REQUIREMENT —
Select all lines holding the word "Transverse" from the entries that follow.

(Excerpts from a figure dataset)
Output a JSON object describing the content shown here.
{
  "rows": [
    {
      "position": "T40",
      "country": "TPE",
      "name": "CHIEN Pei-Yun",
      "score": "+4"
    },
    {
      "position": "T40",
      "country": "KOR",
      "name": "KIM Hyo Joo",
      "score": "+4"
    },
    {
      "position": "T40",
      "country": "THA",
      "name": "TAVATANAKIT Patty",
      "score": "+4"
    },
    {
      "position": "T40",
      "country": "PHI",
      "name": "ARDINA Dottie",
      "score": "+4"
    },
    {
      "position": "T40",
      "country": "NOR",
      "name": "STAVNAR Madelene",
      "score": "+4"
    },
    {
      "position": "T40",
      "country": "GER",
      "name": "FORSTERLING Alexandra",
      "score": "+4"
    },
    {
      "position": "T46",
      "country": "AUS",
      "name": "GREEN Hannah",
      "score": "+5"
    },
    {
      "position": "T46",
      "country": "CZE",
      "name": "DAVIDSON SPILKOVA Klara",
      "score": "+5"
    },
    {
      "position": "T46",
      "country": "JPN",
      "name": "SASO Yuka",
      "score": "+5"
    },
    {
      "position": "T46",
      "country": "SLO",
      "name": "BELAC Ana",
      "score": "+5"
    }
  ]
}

--

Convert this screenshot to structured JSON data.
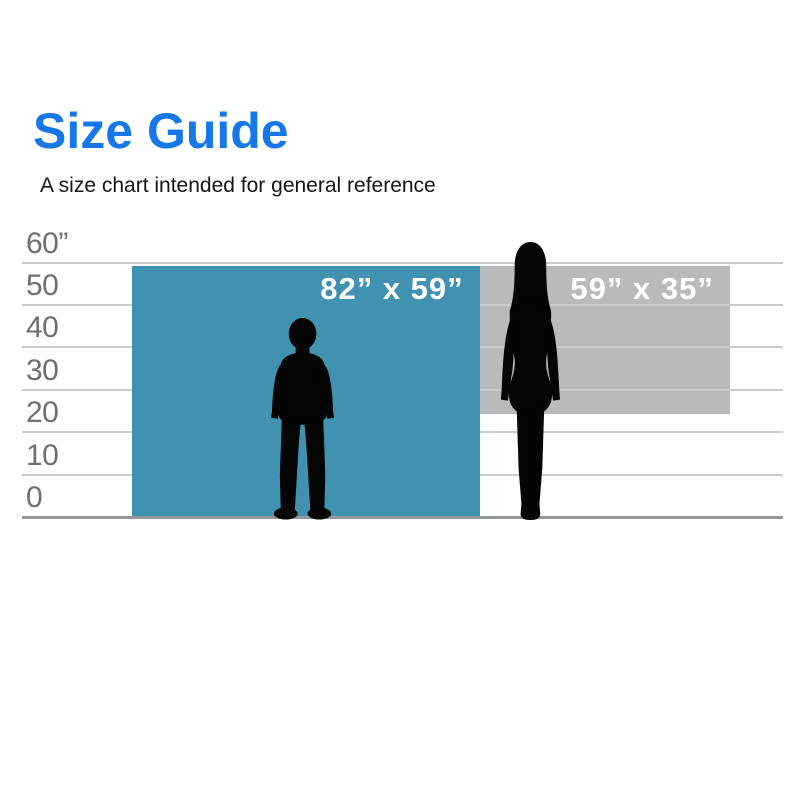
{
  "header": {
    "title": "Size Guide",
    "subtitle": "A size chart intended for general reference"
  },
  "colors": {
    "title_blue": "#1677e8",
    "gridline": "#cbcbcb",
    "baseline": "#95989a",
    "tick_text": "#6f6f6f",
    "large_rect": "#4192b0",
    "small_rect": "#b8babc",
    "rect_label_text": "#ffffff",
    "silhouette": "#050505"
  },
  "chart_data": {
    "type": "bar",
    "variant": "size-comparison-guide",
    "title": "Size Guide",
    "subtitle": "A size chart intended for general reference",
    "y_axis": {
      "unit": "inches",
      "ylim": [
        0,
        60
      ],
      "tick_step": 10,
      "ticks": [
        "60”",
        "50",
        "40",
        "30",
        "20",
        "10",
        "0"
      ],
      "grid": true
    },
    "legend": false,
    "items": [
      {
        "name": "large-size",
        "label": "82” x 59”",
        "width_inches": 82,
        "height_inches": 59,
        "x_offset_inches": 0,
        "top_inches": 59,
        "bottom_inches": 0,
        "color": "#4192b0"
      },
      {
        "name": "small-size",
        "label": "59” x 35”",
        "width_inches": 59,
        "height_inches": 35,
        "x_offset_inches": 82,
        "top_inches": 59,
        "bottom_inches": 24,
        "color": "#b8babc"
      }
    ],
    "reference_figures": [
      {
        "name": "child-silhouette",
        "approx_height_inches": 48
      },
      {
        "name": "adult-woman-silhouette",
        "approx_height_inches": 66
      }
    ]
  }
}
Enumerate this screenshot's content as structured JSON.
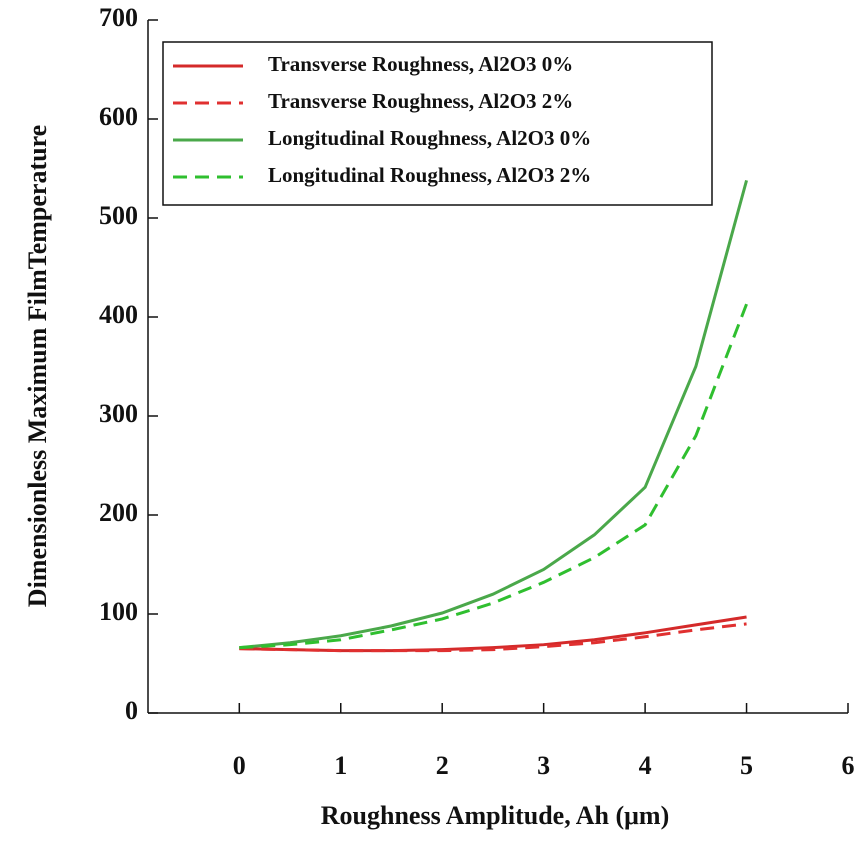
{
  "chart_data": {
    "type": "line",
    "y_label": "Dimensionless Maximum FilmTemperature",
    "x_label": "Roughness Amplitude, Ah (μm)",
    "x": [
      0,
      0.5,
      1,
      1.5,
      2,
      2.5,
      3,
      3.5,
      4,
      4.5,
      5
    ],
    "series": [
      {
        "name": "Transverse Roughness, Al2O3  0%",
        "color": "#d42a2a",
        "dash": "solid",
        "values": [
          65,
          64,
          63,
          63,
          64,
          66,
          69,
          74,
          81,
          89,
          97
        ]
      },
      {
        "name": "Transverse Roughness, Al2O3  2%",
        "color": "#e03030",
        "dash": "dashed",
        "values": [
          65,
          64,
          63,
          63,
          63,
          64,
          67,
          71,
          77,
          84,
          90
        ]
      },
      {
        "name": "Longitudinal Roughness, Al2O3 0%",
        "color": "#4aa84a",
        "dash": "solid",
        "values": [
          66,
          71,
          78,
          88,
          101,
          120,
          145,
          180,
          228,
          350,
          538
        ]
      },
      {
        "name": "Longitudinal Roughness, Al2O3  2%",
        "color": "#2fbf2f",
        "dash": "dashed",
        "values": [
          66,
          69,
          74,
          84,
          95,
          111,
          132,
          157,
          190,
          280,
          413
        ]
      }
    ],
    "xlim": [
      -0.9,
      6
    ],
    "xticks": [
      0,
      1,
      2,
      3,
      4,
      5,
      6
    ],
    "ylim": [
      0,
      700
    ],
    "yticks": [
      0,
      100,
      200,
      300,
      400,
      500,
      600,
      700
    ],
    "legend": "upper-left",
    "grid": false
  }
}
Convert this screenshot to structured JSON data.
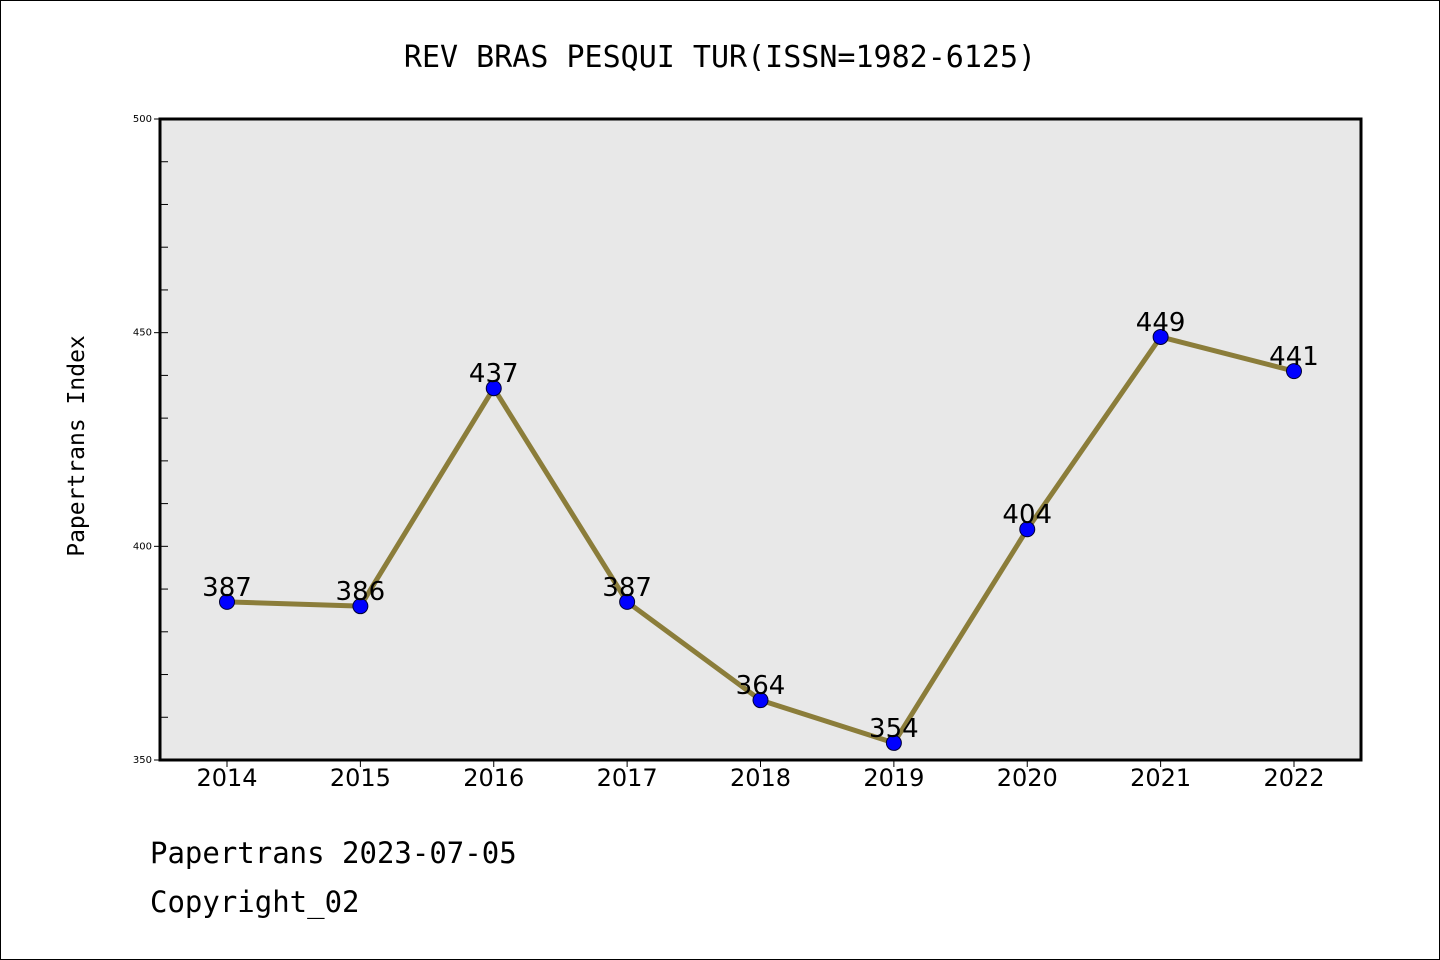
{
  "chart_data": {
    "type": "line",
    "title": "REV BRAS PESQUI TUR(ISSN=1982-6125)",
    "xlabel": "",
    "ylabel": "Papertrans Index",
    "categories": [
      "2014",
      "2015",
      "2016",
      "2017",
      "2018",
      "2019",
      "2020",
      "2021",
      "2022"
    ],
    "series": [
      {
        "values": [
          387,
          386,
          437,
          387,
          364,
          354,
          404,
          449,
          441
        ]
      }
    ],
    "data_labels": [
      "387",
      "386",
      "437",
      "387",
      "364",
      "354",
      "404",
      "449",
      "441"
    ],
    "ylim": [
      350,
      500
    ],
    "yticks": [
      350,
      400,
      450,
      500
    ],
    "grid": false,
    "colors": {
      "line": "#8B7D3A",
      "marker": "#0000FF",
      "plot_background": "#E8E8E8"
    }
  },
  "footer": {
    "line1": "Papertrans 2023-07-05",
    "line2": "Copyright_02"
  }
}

EXPECTED ANSWER —
        "name": "Transverse Roughness, Al2O3  0%",
        "name": "Transverse Roughness, Al2O3  2%",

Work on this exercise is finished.